Aim ▸
Without including any images, repeat the data exactly.

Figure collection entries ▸
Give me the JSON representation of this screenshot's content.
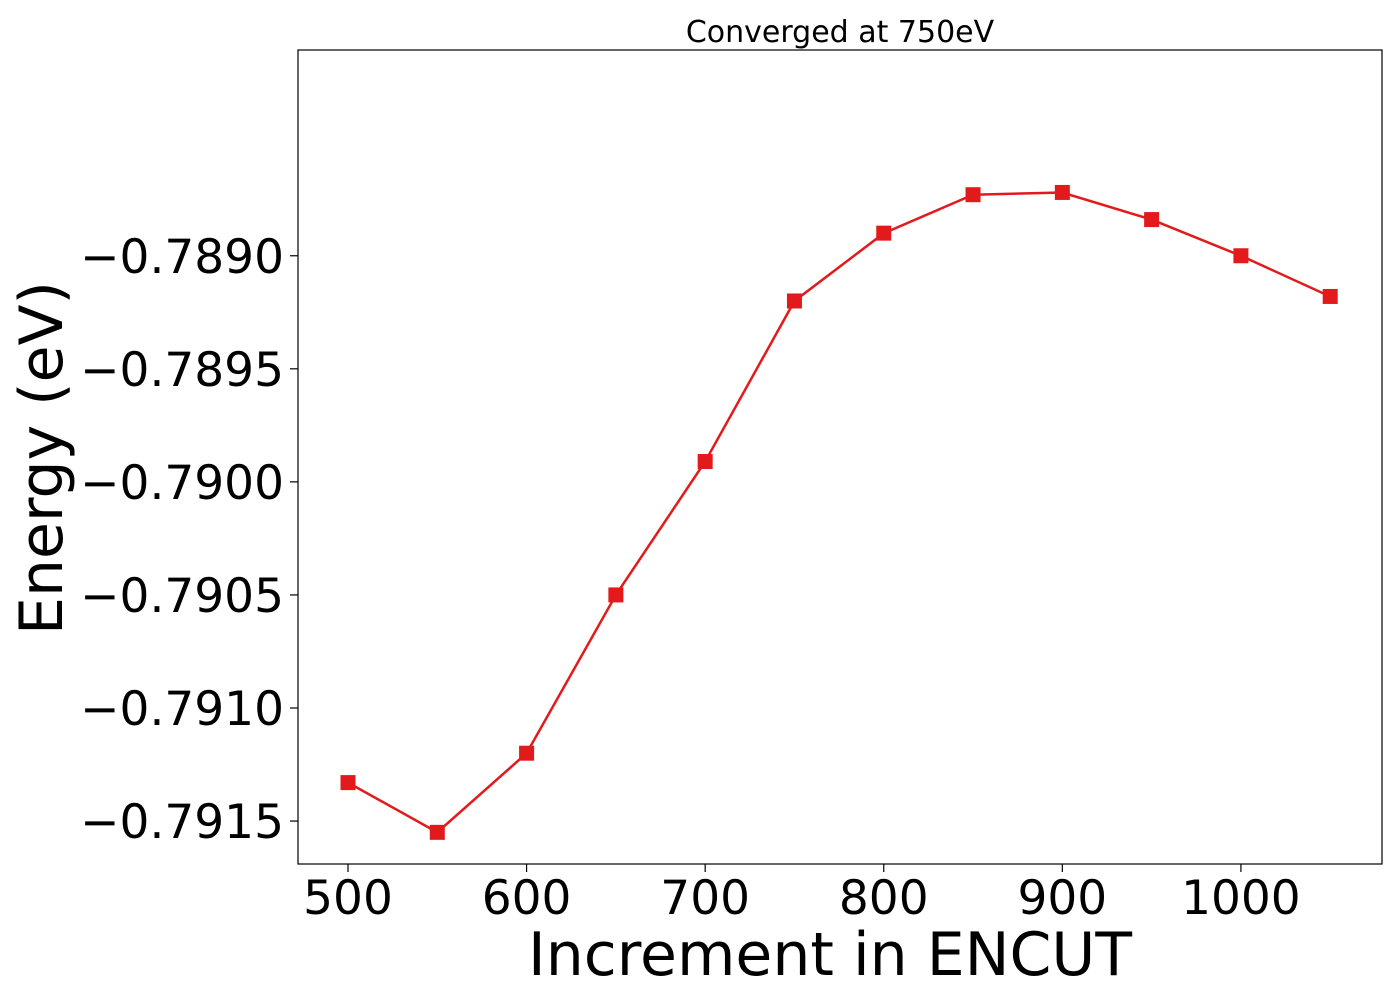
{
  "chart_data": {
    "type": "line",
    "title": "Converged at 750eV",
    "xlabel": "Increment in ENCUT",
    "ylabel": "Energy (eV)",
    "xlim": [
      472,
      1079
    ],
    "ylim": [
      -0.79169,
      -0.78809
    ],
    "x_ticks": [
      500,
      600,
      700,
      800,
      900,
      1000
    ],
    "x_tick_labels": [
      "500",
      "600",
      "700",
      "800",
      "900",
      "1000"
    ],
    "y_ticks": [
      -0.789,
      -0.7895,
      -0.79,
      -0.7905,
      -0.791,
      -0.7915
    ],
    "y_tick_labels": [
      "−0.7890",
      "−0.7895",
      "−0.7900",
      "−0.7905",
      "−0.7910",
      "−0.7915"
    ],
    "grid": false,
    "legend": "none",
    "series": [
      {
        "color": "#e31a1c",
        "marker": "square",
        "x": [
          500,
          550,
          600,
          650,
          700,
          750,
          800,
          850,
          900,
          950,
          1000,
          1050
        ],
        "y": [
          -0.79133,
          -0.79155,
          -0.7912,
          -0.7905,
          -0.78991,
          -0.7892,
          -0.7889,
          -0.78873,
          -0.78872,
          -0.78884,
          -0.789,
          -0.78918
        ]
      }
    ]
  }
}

Answer below ▸
Give me the JSON representation of this screenshot's content.
{
  "chart_data": {
    "type": "line",
    "title": "Converged at 750eV",
    "xlabel": "Increment in ENCUT",
    "ylabel": "Energy (eV)",
    "xlim": [
      472,
      1079
    ],
    "ylim": [
      -0.79169,
      -0.78809
    ],
    "x_ticks": [
      500,
      600,
      700,
      800,
      900,
      1000
    ],
    "x_tick_labels": [
      "500",
      "600",
      "700",
      "800",
      "900",
      "1000"
    ],
    "y_ticks": [
      -0.789,
      -0.7895,
      -0.79,
      -0.7905,
      -0.791,
      -0.7915
    ],
    "y_tick_labels": [
      "−0.7890",
      "−0.7895",
      "−0.7900",
      "−0.7905",
      "−0.7910",
      "−0.7915"
    ],
    "grid": false,
    "legend": "none",
    "series": [
      {
        "color": "#e31a1c",
        "marker": "square",
        "x": [
          500,
          550,
          600,
          650,
          700,
          750,
          800,
          850,
          900,
          950,
          1000,
          1050
        ],
        "y": [
          -0.79133,
          -0.79155,
          -0.7912,
          -0.7905,
          -0.78991,
          -0.7892,
          -0.7889,
          -0.78873,
          -0.78872,
          -0.78884,
          -0.789,
          -0.78918
        ]
      }
    ]
  }
}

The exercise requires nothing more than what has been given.